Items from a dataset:
-- -- --

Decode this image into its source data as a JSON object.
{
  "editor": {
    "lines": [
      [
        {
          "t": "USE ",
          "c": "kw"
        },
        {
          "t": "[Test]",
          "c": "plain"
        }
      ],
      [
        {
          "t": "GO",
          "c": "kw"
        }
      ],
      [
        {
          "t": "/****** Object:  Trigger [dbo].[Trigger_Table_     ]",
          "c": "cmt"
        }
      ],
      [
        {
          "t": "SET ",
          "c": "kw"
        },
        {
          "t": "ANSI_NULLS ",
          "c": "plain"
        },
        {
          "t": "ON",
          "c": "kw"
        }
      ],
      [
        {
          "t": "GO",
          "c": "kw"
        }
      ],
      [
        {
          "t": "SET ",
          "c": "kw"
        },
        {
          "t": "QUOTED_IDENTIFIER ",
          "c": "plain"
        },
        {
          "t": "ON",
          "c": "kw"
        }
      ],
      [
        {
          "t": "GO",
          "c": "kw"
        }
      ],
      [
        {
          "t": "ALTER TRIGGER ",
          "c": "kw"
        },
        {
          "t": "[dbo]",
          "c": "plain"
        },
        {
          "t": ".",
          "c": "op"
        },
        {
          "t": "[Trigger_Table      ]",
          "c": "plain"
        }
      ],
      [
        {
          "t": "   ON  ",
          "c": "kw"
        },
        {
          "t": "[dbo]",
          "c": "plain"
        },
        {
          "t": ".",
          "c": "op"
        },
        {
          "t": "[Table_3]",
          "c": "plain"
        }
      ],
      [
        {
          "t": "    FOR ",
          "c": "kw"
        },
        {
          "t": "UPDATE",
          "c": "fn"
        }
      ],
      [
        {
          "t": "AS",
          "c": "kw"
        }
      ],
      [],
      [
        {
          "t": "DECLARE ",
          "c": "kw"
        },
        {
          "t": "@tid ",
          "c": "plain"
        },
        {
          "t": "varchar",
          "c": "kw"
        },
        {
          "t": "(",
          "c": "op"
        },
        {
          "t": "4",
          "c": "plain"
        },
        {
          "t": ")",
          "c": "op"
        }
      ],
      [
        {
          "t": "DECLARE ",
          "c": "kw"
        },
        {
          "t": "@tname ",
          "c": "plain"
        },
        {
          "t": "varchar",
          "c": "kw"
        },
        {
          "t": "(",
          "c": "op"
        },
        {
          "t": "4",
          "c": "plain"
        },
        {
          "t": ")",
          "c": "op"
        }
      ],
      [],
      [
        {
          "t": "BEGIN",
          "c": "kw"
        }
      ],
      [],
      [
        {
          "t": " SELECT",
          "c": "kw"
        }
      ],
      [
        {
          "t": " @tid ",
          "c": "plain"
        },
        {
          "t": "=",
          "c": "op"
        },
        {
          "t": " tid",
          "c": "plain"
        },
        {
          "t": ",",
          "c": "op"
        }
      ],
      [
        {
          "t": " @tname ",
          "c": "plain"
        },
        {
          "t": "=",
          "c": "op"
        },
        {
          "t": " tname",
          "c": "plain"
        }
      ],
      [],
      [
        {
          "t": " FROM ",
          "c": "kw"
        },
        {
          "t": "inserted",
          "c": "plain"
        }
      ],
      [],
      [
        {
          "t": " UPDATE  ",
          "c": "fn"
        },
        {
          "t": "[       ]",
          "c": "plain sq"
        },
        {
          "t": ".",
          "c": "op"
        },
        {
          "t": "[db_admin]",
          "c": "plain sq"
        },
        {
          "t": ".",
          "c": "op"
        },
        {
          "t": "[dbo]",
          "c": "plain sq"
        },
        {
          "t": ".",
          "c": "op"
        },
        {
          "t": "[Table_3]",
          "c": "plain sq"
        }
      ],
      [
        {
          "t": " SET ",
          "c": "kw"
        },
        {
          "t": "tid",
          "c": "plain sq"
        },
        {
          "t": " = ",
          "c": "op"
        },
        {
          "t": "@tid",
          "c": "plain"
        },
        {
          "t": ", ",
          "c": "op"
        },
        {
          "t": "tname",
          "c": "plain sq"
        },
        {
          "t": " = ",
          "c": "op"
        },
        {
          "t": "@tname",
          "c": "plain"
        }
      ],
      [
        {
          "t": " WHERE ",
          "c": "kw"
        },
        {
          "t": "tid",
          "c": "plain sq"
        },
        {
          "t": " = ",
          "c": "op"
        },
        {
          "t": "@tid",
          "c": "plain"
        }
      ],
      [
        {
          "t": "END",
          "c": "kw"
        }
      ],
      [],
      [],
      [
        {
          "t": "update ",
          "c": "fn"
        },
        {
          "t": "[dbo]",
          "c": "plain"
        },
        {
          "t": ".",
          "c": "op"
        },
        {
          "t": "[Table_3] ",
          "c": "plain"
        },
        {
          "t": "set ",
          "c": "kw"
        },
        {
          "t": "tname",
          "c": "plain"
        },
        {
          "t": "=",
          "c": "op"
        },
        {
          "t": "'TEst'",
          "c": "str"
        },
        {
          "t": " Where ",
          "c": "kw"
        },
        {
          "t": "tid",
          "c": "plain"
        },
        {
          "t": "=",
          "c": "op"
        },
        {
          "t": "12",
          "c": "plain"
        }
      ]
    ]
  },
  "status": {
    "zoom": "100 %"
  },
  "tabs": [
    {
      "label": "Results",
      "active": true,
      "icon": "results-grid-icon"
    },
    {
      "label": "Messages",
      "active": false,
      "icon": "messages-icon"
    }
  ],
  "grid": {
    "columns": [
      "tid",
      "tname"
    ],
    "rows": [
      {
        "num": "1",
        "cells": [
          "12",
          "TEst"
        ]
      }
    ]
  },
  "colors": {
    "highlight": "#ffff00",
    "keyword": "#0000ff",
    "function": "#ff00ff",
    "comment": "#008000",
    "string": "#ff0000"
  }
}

-- -- --

Extract the complete data, matching each line exactly.

Decode this image into its source data as a JSON object.
{
  "editor": {
    "lines": [
      [
        {
          "t": "USE ",
          "c": "kw"
        },
        {
          "t": "[Test]",
          "c": "plain"
        }
      ],
      [
        {
          "t": "GO",
          "c": "kw"
        }
      ],
      [
        {
          "t": "/****** Object:  Trigger [dbo].[Trigger_Table_     ]",
          "c": "cmt"
        }
      ],
      [
        {
          "t": "SET ",
          "c": "kw"
        },
        {
          "t": "ANSI_NULLS ",
          "c": "plain"
        },
        {
          "t": "ON",
          "c": "kw"
        }
      ],
      [
        {
          "t": "GO",
          "c": "kw"
        }
      ],
      [
        {
          "t": "SET ",
          "c": "kw"
        },
        {
          "t": "QUOTED_IDENTIFIER ",
          "c": "plain"
        },
        {
          "t": "ON",
          "c": "kw"
        }
      ],
      [
        {
          "t": "GO",
          "c": "kw"
        }
      ],
      [
        {
          "t": "ALTER TRIGGER ",
          "c": "kw"
        },
        {
          "t": "[dbo]",
          "c": "plain"
        },
        {
          "t": ".",
          "c": "op"
        },
        {
          "t": "[Trigger_Table      ]",
          "c": "plain"
        }
      ],
      [
        {
          "t": "   ON  ",
          "c": "kw"
        },
        {
          "t": "[dbo]",
          "c": "plain"
        },
        {
          "t": ".",
          "c": "op"
        },
        {
          "t": "[Table_3]",
          "c": "plain"
        }
      ],
      [
        {
          "t": "    FOR ",
          "c": "kw"
        },
        {
          "t": "UPDATE",
          "c": "fn"
        }
      ],
      [
        {
          "t": "AS",
          "c": "kw"
        }
      ],
      [],
      [
        {
          "t": "DECLARE ",
          "c": "kw"
        },
        {
          "t": "@tid ",
          "c": "plain"
        },
        {
          "t": "varchar",
          "c": "kw"
        },
        {
          "t": "(",
          "c": "op"
        },
        {
          "t": "4",
          "c": "plain"
        },
        {
          "t": ")",
          "c": "op"
        }
      ],
      [
        {
          "t": "DECLARE ",
          "c": "kw"
        },
        {
          "t": "@tname ",
          "c": "plain"
        },
        {
          "t": "varchar",
          "c": "kw"
        },
        {
          "t": "(",
          "c": "op"
        },
        {
          "t": "4",
          "c": "plain"
        },
        {
          "t": ")",
          "c": "op"
        }
      ],
      [],
      [
        {
          "t": "BEGIN",
          "c": "kw"
        }
      ],
      [],
      [
        {
          "t": " SELECT",
          "c": "kw"
        }
      ],
      [
        {
          "t": " @tid ",
          "c": "plain"
        },
        {
          "t": "=",
          "c": "op"
        },
        {
          "t": " tid",
          "c": "plain"
        },
        {
          "t": ",",
          "c": "op"
        }
      ],
      [
        {
          "t": " @tname ",
          "c": "plain"
        },
        {
          "t": "=",
          "c": "op"
        },
        {
          "t": " tname",
          "c": "plain"
        }
      ],
      [],
      [
        {
          "t": " FROM ",
          "c": "kw"
        },
        {
          "t": "inserted",
          "c": "plain"
        }
      ],
      [],
      [
        {
          "t": " UPDATE  ",
          "c": "fn"
        },
        {
          "t": "[       ]",
          "c": "plain sq"
        },
        {
          "t": ".",
          "c": "op"
        },
        {
          "t": "[db_admin]",
          "c": "plain sq"
        },
        {
          "t": ".",
          "c": "op"
        },
        {
          "t": "[dbo]",
          "c": "plain sq"
        },
        {
          "t": ".",
          "c": "op"
        },
        {
          "t": "[Table_3]",
          "c": "plain sq"
        }
      ],
      [
        {
          "t": " SET ",
          "c": "kw"
        },
        {
          "t": "tid",
          "c": "plain sq"
        },
        {
          "t": " = ",
          "c": "op"
        },
        {
          "t": "@tid",
          "c": "plain"
        },
        {
          "t": ", ",
          "c": "op"
        },
        {
          "t": "tname",
          "c": "plain sq"
        },
        {
          "t": " = ",
          "c": "op"
        },
        {
          "t": "@tname",
          "c": "plain"
        }
      ],
      [
        {
          "t": " WHERE ",
          "c": "kw"
        },
        {
          "t": "tid",
          "c": "plain sq"
        },
        {
          "t": " = ",
          "c": "op"
        },
        {
          "t": "@tid",
          "c": "plain"
        }
      ],
      [
        {
          "t": "END",
          "c": "kw"
        }
      ],
      [],
      [],
      [
        {
          "t": "update ",
          "c": "fn"
        },
        {
          "t": "[dbo]",
          "c": "plain"
        },
        {
          "t": ".",
          "c": "op"
        },
        {
          "t": "[Table_3] ",
          "c": "plain"
        },
        {
          "t": "set ",
          "c": "kw"
        },
        {
          "t": "tname",
          "c": "plain"
        },
        {
          "t": "=",
          "c": "op"
        },
        {
          "t": "'TEst'",
          "c": "str"
        },
        {
          "t": " Where ",
          "c": "kw"
        },
        {
          "t": "tid",
          "c": "plain"
        },
        {
          "t": "=",
          "c": "op"
        },
        {
          "t": "12",
          "c": "plain"
        }
      ]
    ]
  },
  "status": {
    "zoom": "100 %"
  },
  "tabs": [
    {
      "label": "Results",
      "active": true,
      "icon": "results-grid-icon"
    },
    {
      "label": "Messages",
      "active": false,
      "icon": "messages-icon"
    }
  ],
  "grid": {
    "columns": [
      "tid",
      "tname"
    ],
    "rows": [
      {
        "num": "1",
        "cells": [
          "12",
          "TEst"
        ]
      }
    ]
  },
  "colors": {
    "highlight": "#ffff00",
    "keyword": "#0000ff",
    "function": "#ff00ff",
    "comment": "#008000",
    "string": "#ff0000"
  }
}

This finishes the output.